:: EXERCISE TASK ::
Copy out each line containing "right" from the entries below.

◇ ◇ ◇ ◇ ◇ ◇ ◇

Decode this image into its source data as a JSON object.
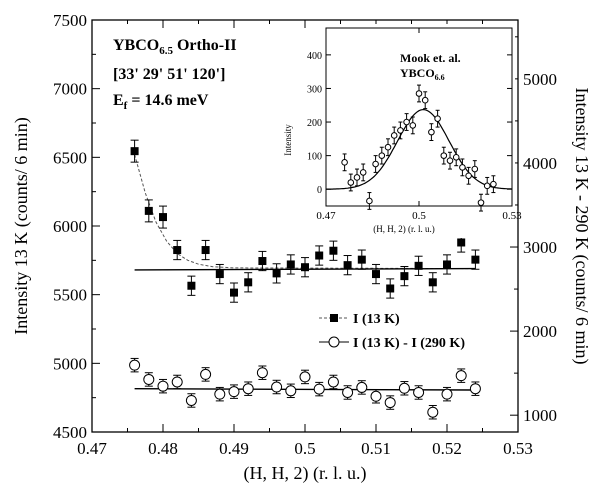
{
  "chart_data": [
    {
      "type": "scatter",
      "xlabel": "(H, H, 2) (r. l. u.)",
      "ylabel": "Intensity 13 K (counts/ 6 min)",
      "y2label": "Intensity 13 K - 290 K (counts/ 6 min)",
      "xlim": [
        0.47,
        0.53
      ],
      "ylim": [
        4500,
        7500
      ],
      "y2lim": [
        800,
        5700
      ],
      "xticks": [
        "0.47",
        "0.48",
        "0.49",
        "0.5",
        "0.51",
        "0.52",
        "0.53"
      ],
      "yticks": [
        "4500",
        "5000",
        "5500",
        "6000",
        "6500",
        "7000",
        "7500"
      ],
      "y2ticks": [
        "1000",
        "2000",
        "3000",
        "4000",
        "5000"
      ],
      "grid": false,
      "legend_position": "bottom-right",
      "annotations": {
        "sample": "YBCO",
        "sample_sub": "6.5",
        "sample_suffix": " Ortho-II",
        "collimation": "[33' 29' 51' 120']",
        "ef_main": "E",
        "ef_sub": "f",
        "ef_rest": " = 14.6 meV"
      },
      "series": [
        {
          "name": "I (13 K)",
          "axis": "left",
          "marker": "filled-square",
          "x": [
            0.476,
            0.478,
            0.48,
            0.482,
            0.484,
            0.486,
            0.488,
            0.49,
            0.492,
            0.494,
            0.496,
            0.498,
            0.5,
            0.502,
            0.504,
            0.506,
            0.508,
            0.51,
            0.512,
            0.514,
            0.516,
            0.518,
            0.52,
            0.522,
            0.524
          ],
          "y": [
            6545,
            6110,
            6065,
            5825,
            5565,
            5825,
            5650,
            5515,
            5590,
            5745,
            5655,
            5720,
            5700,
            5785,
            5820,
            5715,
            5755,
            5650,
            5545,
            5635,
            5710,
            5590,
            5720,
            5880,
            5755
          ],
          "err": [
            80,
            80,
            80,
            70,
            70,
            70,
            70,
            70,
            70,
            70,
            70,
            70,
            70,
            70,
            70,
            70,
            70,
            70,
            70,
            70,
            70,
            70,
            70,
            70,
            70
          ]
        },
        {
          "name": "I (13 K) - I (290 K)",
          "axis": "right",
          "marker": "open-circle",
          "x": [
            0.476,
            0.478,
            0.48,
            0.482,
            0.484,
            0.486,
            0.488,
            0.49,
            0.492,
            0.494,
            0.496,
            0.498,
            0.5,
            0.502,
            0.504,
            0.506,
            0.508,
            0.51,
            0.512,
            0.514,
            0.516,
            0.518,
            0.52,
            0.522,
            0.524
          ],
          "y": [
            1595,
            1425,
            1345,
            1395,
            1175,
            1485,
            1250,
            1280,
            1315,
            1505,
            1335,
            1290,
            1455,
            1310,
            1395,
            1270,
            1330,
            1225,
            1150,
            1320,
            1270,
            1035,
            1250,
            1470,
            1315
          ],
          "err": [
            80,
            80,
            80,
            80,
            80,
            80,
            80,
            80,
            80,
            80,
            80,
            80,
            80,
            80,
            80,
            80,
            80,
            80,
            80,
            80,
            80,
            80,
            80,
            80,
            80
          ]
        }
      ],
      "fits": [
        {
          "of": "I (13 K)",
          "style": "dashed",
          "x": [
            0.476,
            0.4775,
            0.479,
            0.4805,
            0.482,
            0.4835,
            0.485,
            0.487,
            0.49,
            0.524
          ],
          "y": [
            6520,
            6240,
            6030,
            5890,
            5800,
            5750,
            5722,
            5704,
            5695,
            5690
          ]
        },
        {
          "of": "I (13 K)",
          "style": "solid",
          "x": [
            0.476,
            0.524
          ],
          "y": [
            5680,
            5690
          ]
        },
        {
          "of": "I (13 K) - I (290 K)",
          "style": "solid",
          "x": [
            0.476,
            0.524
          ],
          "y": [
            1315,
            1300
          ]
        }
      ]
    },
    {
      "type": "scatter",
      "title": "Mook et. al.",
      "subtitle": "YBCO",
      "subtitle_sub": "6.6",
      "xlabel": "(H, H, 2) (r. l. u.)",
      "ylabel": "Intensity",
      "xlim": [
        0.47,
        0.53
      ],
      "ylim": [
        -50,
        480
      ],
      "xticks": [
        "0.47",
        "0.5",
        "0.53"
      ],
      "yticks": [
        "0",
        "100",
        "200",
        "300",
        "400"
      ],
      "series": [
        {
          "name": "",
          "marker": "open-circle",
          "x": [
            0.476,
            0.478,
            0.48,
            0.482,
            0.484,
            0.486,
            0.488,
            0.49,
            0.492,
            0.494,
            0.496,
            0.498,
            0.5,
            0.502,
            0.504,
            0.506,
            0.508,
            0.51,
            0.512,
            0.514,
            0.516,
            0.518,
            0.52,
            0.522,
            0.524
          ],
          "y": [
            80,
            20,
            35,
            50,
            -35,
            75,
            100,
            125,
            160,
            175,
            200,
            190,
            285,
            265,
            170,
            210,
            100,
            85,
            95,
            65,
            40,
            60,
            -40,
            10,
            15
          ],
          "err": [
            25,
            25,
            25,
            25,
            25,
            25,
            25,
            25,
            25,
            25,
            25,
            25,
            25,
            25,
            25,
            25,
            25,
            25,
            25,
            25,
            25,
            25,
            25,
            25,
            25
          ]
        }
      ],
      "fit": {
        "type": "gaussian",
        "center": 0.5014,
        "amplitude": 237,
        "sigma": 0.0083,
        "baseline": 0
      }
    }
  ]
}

◇ ◇ ◇ ◇ ◇ ◇ ◇

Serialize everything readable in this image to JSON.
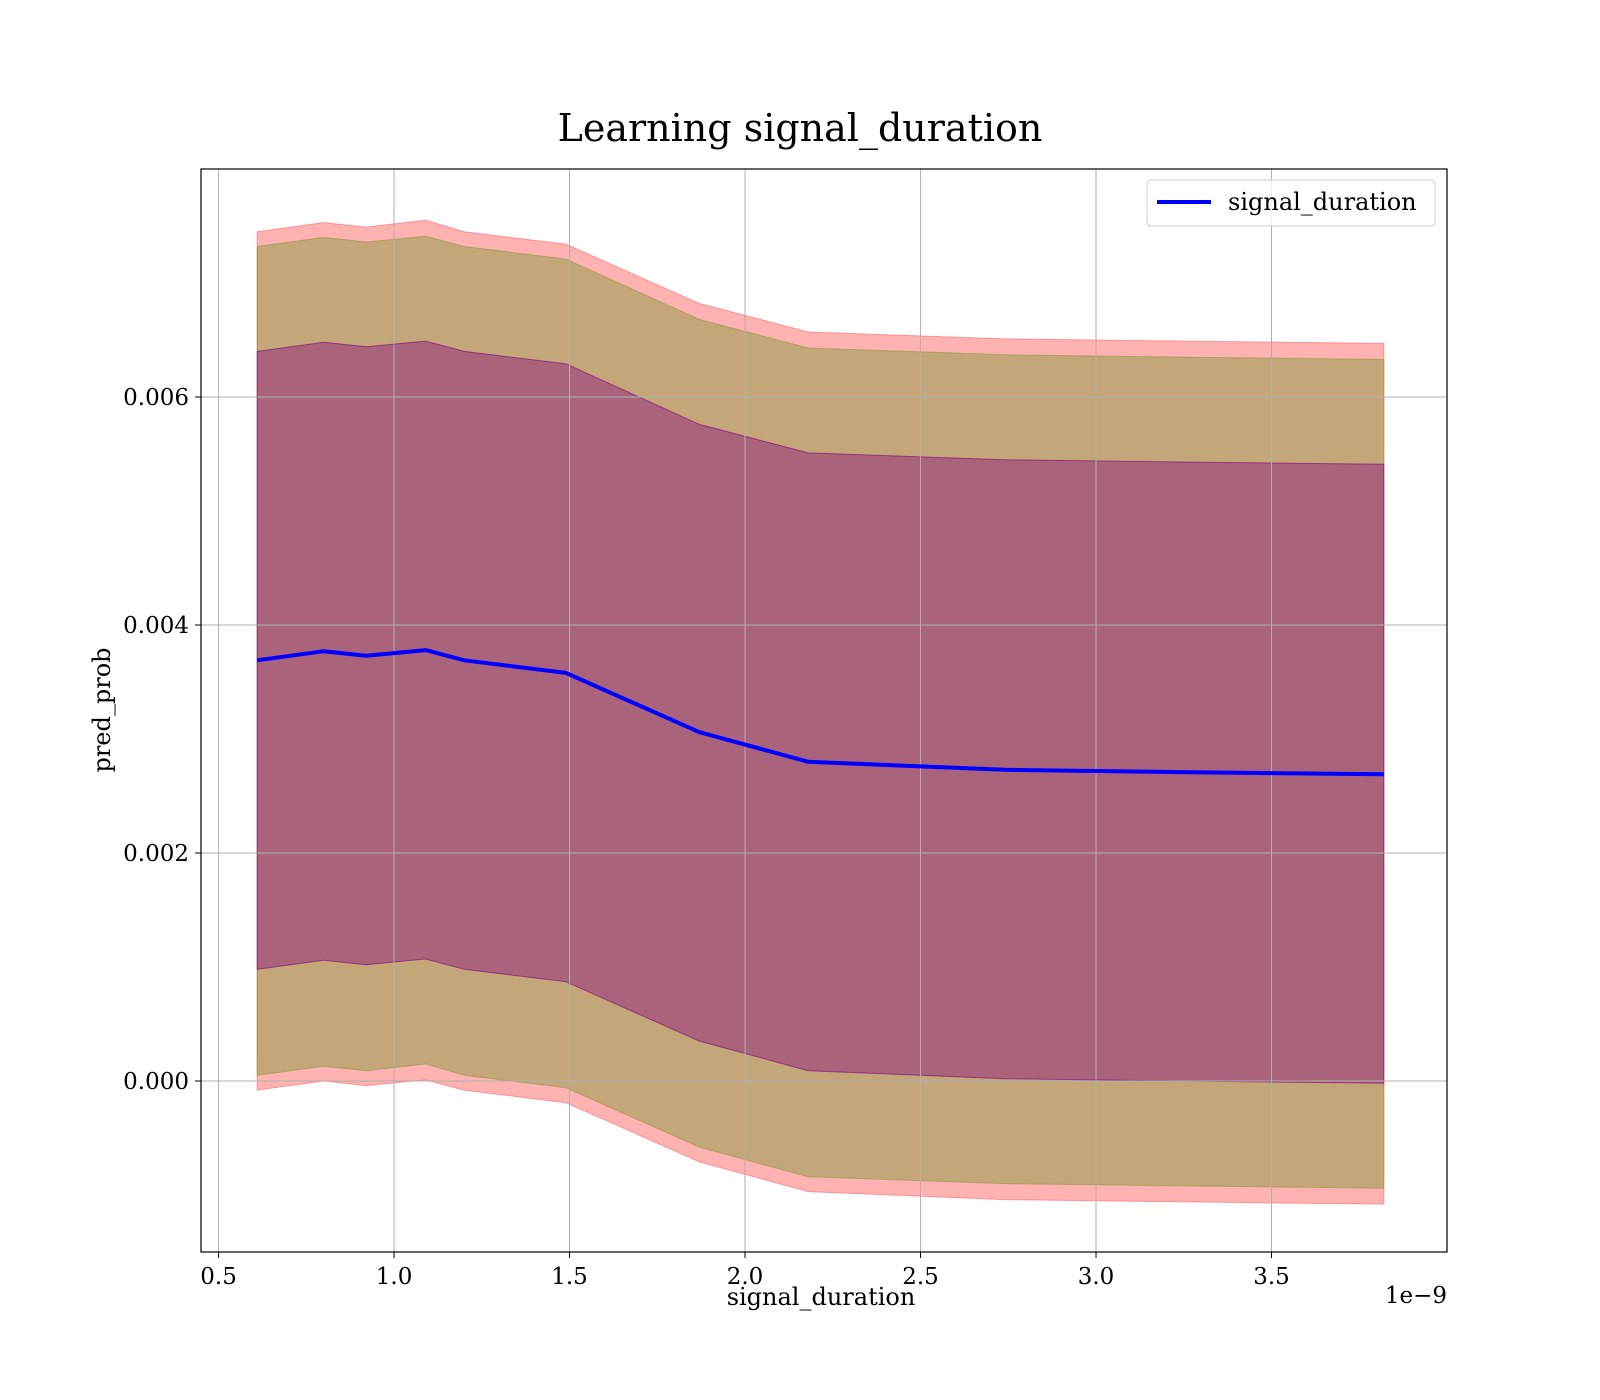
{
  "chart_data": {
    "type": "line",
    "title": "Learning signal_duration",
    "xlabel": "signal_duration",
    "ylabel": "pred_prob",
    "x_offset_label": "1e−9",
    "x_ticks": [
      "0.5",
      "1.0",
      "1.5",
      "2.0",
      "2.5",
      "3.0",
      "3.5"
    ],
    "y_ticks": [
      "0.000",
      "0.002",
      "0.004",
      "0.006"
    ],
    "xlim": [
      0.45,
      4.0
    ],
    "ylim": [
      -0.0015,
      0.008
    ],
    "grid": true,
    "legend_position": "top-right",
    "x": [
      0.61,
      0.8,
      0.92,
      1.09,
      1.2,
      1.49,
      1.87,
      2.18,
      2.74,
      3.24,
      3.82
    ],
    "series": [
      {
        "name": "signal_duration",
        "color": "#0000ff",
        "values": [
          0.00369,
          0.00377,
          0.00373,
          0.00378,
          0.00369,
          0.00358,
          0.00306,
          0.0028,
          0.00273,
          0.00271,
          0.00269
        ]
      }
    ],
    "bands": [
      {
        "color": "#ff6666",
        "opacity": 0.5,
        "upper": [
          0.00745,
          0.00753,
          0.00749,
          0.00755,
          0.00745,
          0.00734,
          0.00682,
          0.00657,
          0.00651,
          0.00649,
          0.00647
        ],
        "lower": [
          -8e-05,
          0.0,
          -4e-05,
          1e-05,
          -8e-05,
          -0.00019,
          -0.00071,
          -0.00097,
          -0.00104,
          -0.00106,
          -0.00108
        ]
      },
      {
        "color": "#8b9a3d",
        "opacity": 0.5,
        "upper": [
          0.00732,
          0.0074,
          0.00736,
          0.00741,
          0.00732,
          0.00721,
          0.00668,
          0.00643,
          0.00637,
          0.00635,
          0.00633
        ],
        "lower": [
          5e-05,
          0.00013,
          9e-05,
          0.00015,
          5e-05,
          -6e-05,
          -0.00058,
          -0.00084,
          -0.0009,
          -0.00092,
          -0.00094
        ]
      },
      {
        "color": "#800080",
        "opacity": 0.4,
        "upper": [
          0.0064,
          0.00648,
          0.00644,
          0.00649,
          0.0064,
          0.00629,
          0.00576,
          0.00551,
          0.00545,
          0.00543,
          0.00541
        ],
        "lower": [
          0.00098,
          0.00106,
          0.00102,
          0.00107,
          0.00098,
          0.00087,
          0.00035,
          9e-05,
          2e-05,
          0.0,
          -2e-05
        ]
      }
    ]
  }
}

◇ ◇ ◇ ◇ ◇ ◇ ◇

:: SOLUTION FOR THIS EXERCISE ::
      "legend_position": "bottom-right",
          "axis": "right",
    "legend_position": "top-right",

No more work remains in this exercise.